_PROBLEM:_
In the data, extract each line that holds the string "часть".

Data records
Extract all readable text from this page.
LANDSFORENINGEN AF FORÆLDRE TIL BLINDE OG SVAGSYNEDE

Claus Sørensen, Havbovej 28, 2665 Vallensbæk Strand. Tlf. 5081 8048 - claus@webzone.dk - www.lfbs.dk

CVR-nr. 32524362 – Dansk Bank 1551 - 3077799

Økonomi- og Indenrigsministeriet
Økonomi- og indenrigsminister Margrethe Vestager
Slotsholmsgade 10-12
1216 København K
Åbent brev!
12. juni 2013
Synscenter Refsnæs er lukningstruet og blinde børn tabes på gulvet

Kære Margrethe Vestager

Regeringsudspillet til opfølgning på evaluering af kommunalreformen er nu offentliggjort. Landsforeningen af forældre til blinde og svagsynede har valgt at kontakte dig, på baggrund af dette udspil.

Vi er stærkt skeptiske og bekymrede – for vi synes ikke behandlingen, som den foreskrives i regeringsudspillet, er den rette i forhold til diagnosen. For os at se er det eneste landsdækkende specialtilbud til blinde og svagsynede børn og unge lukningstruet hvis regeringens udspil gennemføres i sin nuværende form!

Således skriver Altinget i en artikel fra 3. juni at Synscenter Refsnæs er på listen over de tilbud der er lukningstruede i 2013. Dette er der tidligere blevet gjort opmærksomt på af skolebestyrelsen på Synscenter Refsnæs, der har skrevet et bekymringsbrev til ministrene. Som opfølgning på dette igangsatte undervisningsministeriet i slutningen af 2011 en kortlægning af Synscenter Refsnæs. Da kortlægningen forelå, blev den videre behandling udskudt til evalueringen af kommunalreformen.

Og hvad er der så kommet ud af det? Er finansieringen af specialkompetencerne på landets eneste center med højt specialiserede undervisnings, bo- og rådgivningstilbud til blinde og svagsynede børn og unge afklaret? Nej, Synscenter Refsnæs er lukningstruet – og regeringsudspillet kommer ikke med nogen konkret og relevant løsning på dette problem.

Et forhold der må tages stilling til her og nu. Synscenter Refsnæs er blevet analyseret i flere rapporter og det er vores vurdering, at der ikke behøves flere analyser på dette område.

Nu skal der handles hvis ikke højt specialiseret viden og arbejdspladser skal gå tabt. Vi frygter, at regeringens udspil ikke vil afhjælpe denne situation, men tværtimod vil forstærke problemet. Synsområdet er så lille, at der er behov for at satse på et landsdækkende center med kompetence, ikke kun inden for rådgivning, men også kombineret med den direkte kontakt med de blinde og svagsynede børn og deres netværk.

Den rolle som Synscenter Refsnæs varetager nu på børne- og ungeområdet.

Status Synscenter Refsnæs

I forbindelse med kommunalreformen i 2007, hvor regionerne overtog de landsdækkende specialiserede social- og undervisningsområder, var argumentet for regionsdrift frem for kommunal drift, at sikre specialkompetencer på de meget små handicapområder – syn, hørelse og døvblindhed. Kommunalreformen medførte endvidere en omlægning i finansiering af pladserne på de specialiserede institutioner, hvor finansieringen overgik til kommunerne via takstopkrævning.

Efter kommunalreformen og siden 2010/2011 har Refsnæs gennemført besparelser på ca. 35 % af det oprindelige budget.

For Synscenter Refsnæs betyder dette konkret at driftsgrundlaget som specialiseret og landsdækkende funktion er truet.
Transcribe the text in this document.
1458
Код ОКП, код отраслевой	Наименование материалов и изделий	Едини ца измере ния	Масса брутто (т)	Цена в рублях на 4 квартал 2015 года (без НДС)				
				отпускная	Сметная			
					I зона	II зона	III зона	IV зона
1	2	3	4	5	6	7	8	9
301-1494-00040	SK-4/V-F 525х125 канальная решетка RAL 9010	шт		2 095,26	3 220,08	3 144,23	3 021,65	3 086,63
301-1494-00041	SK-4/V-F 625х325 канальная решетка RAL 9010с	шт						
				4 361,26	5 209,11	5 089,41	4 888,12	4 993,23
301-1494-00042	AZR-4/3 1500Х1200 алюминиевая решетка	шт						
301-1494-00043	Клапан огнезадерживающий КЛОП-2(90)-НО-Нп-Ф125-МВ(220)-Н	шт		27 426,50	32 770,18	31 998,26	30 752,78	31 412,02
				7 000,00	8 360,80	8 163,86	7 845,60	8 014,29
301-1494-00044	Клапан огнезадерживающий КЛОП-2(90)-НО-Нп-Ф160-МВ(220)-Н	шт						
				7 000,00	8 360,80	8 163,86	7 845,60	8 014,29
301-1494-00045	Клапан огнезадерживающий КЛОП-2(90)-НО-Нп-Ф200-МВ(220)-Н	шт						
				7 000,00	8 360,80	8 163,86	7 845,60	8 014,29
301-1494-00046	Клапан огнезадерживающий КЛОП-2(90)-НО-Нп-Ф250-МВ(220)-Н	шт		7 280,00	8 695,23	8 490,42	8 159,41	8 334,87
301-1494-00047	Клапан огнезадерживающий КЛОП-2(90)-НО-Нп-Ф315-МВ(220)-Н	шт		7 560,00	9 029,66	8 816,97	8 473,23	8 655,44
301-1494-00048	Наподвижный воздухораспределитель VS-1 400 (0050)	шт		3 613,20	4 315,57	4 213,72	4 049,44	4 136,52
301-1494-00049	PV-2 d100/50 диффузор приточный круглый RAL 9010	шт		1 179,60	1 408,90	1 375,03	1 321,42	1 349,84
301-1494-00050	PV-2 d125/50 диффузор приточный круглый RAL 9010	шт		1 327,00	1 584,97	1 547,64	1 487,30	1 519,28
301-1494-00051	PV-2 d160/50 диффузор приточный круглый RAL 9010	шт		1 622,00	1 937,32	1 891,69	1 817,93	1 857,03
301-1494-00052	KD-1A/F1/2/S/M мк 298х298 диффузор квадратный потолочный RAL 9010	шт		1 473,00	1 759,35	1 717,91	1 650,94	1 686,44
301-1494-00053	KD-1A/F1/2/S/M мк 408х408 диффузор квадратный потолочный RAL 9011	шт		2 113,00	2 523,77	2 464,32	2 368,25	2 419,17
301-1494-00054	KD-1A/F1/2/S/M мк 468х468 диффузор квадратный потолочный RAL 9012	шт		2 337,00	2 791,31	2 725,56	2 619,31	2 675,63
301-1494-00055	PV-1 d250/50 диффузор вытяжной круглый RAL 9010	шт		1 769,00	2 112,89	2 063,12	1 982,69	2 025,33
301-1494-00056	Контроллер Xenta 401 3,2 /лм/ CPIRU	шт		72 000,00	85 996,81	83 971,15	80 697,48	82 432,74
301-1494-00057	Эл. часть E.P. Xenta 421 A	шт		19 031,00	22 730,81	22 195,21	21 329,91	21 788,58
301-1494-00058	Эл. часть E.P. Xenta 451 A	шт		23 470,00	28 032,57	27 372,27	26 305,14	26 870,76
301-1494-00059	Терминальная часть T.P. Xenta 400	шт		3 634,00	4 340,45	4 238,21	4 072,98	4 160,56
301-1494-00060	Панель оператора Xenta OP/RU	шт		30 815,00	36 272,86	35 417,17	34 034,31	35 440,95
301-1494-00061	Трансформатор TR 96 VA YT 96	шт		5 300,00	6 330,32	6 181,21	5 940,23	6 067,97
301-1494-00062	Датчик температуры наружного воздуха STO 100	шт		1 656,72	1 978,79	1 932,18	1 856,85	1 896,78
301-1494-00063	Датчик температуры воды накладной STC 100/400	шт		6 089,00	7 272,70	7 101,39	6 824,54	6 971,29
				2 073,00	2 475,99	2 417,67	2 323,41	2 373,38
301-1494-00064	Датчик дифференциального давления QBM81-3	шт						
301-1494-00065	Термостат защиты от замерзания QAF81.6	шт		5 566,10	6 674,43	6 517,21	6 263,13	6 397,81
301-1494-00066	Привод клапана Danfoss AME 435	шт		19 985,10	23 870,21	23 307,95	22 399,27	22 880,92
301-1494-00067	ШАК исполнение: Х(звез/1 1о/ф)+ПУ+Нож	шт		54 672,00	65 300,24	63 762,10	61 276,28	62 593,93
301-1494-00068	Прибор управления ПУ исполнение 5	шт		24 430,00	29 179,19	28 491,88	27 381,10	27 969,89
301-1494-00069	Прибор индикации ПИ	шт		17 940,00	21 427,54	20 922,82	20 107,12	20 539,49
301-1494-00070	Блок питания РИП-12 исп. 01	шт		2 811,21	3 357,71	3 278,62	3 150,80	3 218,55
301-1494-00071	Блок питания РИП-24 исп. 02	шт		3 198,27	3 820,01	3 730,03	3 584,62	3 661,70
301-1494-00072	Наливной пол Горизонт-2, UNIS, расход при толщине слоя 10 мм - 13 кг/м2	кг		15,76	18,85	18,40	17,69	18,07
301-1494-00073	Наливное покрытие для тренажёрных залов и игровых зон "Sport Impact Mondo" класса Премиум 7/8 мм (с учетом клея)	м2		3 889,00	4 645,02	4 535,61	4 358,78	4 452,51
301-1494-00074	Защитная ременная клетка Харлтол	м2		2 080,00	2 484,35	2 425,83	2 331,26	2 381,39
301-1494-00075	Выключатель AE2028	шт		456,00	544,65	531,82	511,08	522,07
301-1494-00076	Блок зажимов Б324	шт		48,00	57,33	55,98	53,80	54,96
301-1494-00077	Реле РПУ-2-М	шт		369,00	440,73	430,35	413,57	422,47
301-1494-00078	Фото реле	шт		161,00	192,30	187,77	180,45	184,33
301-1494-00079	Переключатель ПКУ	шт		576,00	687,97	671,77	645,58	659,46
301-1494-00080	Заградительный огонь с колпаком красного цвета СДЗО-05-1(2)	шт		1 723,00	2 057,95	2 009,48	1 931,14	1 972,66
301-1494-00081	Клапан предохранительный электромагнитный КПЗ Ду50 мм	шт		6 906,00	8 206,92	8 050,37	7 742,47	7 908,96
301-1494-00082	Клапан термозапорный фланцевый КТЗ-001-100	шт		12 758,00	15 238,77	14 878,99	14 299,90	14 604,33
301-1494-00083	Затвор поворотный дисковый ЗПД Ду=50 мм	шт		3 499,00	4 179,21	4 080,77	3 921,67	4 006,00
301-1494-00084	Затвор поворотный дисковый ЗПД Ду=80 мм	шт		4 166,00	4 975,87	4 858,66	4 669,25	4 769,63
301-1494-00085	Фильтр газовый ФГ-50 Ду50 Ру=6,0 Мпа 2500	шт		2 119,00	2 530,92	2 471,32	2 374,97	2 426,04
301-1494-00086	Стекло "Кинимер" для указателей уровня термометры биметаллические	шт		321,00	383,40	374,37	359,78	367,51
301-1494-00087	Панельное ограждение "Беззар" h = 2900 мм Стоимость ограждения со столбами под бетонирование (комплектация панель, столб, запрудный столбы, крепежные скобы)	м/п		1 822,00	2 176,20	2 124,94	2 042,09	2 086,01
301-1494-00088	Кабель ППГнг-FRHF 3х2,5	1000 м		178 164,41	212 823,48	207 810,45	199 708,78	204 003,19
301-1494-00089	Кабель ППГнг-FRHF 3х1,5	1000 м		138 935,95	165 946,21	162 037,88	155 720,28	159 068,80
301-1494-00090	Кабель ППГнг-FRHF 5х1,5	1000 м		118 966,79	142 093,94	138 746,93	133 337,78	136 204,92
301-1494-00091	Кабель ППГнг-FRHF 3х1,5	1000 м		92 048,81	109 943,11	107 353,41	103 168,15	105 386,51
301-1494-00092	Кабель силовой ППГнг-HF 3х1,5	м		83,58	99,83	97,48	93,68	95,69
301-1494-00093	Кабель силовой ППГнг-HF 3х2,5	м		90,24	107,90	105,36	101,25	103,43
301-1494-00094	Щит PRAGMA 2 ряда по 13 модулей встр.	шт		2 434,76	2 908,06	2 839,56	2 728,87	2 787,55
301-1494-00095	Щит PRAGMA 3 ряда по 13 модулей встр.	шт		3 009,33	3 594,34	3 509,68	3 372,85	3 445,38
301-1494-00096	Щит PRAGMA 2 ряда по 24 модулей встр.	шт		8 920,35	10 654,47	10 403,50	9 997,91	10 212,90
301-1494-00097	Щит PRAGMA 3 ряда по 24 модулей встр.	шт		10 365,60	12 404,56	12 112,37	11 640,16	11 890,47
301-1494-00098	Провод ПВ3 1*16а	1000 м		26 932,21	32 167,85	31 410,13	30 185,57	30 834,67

_TASK SOLUTION:_
301-1494-00057	Эл. часть E.P. Xenta 421 A	шт		19 031,00	22 730,81	22 195,21	21 329,91	21 788,58
301-1494-00058	Эл. часть E.P. Xenta 451 A	шт		23 470,00	28 032,57	27 372,27	26 305,14	26 870,76
301-1494-00059	Терминальная часть T.P. Xenta 400	шт		3 634,00	4 340,45	4 238,21	4 072,98	4 160,56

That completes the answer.